++++ RECORDS FOR THE EXERCISE

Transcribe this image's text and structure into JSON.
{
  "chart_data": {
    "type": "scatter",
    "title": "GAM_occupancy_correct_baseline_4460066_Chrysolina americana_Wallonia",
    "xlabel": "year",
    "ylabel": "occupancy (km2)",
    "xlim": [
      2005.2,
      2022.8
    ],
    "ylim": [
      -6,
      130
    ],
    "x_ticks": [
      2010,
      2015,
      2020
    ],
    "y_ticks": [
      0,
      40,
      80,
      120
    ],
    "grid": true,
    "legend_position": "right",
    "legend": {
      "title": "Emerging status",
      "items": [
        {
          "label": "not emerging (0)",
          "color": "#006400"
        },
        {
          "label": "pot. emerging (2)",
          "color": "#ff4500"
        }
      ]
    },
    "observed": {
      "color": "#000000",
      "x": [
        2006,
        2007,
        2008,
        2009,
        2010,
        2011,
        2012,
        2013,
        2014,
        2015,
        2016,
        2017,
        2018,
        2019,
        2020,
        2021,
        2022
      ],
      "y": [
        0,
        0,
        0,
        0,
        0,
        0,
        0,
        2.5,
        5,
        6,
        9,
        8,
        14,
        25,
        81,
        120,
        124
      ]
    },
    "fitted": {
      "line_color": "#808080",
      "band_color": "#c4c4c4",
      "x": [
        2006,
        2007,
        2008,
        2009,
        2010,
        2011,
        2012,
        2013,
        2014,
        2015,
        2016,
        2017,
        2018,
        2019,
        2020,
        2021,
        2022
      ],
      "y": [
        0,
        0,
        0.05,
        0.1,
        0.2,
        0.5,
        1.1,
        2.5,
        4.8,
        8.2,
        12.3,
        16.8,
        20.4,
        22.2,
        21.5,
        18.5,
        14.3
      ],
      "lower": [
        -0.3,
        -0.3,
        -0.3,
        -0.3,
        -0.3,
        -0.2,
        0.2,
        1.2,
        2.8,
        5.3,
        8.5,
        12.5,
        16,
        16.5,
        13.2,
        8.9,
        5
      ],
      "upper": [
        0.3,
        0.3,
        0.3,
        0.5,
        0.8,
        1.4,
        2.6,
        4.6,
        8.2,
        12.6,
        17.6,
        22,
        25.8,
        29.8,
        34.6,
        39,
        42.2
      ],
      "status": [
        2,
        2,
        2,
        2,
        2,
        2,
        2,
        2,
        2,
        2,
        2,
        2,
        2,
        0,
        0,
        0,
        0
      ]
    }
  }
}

++++++++

**WRITTEN TASK**
Extract all lines containing the word "title".

**REPLY TO THE EXERCISE**
    "title": "GAM_occupancy_correct_baseline_4460066_Chrysolina americana_Wallonia",
      "title": "Emerging status",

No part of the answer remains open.